======== Records to use

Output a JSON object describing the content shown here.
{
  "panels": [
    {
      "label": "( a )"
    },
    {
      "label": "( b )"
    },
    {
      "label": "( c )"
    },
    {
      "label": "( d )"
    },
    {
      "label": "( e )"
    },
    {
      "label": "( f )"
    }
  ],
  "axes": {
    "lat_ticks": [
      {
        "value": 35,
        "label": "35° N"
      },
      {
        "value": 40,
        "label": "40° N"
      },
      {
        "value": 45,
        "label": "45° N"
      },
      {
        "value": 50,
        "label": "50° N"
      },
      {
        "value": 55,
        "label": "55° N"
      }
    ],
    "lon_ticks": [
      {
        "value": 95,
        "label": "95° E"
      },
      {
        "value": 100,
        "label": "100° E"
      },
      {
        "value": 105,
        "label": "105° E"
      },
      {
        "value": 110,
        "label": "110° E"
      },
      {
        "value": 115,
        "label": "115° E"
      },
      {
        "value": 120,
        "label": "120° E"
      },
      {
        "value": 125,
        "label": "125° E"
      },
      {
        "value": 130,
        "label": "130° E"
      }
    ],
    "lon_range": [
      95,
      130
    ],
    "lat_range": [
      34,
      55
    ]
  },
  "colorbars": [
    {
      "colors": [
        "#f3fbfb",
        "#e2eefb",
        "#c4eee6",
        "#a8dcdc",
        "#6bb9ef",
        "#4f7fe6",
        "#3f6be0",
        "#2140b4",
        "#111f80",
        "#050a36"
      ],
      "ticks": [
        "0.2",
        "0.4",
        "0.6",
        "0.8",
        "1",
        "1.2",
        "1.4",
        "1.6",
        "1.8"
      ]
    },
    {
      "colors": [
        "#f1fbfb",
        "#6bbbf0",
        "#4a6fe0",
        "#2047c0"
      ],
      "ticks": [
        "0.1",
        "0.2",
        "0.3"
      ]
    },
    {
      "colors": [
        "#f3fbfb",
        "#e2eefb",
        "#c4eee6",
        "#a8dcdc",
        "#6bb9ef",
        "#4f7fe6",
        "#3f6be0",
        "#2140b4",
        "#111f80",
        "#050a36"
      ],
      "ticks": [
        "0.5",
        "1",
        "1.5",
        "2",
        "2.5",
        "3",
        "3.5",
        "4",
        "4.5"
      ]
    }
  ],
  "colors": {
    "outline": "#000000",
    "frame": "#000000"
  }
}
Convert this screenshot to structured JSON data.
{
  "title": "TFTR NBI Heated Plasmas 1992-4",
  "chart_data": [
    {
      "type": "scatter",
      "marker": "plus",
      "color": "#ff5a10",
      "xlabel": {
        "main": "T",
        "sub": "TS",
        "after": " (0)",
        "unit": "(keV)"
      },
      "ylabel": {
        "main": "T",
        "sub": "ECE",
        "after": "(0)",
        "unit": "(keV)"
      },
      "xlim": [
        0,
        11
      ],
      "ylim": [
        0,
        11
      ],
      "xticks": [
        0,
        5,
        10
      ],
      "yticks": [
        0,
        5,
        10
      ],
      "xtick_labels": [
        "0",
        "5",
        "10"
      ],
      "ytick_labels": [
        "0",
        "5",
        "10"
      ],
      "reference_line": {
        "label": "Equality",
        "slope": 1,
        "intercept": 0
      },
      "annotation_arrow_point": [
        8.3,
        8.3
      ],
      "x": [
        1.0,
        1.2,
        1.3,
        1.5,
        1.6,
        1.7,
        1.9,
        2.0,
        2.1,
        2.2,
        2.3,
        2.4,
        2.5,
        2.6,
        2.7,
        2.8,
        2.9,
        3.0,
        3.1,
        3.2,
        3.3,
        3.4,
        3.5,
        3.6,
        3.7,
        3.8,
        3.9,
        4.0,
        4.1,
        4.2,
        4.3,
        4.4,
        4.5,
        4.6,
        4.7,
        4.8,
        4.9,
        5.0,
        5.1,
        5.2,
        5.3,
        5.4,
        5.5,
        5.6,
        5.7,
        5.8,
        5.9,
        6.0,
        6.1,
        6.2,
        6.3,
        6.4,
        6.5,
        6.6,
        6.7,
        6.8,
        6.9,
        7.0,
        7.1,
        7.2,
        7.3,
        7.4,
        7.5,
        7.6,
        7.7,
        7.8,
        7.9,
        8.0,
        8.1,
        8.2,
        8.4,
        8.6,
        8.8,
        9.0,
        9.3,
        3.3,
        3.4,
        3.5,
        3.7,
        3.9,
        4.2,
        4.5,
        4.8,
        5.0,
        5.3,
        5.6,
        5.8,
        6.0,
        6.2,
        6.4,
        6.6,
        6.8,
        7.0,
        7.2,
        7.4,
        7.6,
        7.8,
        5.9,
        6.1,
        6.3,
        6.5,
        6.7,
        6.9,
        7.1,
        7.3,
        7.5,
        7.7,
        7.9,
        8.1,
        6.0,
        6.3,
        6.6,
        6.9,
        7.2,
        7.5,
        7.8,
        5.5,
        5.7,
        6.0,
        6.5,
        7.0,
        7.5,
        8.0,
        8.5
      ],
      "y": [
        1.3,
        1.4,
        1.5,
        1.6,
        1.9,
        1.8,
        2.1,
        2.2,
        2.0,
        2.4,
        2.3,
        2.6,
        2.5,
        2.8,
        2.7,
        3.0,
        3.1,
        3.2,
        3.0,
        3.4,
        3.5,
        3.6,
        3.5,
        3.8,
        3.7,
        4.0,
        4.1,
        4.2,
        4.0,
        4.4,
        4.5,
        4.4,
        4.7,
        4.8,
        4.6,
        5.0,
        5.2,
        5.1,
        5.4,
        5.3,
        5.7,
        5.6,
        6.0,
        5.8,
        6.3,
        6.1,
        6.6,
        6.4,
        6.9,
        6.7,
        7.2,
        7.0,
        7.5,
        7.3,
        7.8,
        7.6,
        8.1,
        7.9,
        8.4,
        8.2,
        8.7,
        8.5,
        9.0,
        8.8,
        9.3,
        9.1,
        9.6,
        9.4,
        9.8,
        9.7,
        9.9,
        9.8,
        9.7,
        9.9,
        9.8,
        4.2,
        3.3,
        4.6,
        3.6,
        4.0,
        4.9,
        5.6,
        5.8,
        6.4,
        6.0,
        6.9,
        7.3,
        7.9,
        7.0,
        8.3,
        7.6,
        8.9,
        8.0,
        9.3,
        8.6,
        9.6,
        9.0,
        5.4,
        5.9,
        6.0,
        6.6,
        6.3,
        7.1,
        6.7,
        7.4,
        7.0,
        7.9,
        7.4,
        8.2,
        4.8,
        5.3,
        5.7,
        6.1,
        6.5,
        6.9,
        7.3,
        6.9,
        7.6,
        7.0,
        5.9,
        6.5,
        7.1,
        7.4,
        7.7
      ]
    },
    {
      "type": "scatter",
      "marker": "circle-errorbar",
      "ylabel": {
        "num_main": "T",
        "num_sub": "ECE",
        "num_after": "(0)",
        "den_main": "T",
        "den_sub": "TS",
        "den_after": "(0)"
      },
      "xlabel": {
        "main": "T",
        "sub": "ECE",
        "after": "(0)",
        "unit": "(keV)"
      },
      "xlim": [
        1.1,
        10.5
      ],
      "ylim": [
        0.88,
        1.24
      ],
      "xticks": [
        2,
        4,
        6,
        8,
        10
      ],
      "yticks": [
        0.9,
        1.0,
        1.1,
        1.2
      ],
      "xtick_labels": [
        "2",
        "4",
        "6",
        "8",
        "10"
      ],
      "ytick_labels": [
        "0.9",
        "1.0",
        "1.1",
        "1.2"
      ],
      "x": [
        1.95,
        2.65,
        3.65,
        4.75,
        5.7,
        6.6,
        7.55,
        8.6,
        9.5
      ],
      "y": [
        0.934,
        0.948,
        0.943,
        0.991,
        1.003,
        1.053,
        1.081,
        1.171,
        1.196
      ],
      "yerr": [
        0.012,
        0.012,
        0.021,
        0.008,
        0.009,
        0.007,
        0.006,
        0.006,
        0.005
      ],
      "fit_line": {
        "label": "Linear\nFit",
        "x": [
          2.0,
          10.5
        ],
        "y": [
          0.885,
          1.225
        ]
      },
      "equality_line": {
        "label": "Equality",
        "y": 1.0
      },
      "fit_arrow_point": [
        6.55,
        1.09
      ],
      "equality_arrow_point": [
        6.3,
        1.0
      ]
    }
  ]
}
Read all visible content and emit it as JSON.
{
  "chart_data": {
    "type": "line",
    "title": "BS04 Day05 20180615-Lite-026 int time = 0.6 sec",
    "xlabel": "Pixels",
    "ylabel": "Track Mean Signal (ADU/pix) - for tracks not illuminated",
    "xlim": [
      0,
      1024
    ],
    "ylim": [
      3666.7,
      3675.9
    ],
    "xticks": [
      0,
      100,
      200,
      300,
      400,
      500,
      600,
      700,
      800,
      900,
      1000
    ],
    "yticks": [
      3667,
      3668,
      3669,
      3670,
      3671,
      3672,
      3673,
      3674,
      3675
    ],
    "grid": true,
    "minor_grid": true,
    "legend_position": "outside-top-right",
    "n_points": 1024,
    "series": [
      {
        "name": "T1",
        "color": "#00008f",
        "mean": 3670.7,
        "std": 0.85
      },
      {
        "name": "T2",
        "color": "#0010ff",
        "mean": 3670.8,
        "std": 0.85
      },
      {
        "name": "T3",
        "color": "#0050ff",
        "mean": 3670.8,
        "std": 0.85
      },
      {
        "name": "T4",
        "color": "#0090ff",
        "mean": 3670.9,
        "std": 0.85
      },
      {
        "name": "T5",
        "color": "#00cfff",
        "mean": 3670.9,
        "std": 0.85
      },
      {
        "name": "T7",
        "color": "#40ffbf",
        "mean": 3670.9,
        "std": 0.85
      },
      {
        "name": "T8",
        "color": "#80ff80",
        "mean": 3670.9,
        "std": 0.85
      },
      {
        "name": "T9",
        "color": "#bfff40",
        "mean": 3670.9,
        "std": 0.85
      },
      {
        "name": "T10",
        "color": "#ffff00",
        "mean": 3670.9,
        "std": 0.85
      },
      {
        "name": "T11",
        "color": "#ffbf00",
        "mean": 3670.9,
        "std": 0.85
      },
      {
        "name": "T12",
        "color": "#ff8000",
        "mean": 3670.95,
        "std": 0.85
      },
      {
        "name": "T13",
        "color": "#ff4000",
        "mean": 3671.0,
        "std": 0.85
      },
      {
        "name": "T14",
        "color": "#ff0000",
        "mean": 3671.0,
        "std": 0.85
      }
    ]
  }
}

================

» **What you need to do**
Extract each line holding the word "marker" from the records.

» **Response**
      "marker": "plus",
      "marker": "circle-errorbar",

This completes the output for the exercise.